**Task instructions**
Beginning at the line that contains "Transcribe the text in this document.", transcribe the remaining lines of the listing exactly; include the final line and omit everything before.
* * *
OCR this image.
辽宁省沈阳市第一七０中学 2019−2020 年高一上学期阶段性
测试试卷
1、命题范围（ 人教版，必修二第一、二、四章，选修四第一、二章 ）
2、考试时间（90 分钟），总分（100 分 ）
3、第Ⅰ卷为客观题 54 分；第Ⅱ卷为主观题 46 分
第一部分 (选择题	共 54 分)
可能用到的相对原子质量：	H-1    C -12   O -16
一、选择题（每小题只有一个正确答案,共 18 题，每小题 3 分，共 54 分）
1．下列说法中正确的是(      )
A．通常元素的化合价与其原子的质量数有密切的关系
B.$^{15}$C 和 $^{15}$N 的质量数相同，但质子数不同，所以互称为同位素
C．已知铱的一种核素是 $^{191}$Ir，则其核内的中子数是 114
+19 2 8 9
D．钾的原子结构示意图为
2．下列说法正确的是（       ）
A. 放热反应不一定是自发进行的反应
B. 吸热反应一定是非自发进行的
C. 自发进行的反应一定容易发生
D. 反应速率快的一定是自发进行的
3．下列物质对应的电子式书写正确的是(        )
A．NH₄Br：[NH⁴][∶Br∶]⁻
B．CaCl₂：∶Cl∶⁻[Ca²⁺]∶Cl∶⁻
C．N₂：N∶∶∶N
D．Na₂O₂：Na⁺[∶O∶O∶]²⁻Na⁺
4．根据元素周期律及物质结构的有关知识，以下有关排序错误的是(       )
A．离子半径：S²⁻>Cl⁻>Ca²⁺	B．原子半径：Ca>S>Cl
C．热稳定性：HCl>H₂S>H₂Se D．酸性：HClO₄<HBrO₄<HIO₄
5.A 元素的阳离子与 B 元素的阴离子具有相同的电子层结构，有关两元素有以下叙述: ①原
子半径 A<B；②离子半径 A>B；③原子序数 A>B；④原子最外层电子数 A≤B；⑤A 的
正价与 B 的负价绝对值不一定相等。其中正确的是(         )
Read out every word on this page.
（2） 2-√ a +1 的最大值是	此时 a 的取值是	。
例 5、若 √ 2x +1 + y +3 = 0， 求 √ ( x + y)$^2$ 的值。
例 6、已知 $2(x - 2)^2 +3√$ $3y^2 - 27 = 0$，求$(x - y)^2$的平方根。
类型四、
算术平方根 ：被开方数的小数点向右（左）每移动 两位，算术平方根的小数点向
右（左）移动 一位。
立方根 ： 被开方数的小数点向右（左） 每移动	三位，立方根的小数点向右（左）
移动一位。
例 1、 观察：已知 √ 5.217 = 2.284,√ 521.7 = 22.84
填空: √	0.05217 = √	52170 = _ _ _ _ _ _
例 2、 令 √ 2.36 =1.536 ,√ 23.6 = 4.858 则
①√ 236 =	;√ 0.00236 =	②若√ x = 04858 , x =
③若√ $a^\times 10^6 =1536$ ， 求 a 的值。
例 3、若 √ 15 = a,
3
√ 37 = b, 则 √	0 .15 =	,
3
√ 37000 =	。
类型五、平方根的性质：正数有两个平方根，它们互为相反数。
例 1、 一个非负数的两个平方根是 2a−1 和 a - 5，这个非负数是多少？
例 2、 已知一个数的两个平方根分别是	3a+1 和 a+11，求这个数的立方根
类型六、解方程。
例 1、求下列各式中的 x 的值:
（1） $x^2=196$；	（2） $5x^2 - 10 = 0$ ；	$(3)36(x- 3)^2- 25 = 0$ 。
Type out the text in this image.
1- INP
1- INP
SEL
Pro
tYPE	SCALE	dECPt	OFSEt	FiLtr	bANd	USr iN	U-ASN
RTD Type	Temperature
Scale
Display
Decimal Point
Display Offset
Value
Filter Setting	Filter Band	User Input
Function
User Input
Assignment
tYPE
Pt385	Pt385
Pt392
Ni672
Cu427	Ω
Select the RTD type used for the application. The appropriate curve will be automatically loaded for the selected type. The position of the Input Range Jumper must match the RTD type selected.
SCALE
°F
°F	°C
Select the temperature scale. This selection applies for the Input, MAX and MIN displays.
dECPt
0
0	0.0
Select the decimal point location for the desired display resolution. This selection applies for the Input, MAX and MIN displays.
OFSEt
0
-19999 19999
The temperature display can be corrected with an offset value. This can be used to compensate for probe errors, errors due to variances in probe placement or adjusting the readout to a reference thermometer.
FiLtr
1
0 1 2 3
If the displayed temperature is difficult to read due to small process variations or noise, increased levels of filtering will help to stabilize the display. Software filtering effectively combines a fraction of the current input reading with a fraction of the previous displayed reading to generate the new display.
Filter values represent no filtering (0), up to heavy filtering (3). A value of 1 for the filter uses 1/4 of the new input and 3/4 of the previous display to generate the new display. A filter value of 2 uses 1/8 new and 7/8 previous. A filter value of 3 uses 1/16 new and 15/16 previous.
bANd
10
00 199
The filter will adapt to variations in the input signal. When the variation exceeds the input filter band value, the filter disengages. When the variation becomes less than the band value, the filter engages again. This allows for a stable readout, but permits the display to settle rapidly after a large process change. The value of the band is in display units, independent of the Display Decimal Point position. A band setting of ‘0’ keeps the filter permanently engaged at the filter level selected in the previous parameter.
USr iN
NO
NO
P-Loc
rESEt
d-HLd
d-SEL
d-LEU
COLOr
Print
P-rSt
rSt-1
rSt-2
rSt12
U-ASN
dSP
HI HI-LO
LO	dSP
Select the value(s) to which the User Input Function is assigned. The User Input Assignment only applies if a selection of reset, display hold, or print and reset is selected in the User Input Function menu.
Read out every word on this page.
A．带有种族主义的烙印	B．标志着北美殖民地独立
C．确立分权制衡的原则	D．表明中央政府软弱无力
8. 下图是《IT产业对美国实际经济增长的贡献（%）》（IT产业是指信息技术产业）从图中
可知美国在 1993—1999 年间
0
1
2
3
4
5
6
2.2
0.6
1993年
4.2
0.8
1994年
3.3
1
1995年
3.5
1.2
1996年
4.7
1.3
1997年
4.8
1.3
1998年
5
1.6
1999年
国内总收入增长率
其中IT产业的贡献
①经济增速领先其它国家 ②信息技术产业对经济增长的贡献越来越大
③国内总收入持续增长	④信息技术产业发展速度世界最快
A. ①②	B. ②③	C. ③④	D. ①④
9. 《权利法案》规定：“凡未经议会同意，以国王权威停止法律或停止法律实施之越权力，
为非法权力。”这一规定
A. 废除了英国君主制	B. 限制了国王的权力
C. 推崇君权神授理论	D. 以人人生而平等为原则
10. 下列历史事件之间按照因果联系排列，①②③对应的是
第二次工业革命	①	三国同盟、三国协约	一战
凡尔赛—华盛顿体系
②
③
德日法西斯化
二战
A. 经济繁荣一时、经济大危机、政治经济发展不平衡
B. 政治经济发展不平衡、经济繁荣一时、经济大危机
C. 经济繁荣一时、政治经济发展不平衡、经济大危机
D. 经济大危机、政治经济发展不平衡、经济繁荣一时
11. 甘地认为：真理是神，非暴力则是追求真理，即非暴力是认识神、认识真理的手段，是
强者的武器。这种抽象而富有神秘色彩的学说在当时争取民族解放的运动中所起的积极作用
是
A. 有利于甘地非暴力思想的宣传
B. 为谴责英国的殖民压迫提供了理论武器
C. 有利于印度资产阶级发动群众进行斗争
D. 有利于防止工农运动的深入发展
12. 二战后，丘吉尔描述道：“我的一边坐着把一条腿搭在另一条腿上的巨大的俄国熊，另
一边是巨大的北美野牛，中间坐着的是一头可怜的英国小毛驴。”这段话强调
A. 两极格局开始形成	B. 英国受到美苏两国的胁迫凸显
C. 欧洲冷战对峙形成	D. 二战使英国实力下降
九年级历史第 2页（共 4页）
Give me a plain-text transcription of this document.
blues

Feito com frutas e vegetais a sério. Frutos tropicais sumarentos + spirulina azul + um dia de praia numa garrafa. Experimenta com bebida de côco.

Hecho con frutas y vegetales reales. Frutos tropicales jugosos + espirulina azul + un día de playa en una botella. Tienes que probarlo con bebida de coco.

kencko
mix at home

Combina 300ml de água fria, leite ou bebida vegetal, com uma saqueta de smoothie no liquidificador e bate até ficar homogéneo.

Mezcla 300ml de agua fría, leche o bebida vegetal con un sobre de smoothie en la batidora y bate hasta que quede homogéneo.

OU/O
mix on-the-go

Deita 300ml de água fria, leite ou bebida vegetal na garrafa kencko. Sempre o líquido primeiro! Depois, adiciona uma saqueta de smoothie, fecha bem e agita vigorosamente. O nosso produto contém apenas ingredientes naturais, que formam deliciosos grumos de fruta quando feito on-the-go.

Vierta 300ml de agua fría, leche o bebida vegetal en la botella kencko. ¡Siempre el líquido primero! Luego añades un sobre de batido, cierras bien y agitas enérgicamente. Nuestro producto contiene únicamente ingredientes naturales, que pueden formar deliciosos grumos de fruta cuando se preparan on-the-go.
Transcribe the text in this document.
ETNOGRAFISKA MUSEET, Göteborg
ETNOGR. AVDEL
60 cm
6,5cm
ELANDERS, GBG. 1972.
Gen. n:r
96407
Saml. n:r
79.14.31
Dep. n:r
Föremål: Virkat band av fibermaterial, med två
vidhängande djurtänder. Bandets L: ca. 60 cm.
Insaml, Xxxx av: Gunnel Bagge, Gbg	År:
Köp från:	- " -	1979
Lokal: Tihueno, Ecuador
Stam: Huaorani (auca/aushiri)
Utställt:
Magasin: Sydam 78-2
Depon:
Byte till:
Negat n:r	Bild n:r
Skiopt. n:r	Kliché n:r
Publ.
* * *
**Solution for this exercise**
Transcribe the text in this document.
ETNOGRAFISKA MUSEET, Göteborg
ETNOGR. AVDEL
60 cm
6,5cm
ELANDERS, GBG. 1972.
Gen. n:r
96407
Saml. n:r
79.14.31
Dep. n:r
Föremål: Virkat band av fibermaterial, med två
vidhängande djurtänder. Bandets L: ca. 60 cm.
Insaml, Xxxx av: Gunnel Bagge, Gbg	År:
Köp från:	- " -	1979
Lokal: Tihueno, Ecuador
Stam: Huaorani (auca/aushiri)
Utställt:
Magasin: Sydam 78-2
Depon:
Byte till:
Negat n:r	Bild n:r
Skiopt. n:r	Kliché n:r
Publ.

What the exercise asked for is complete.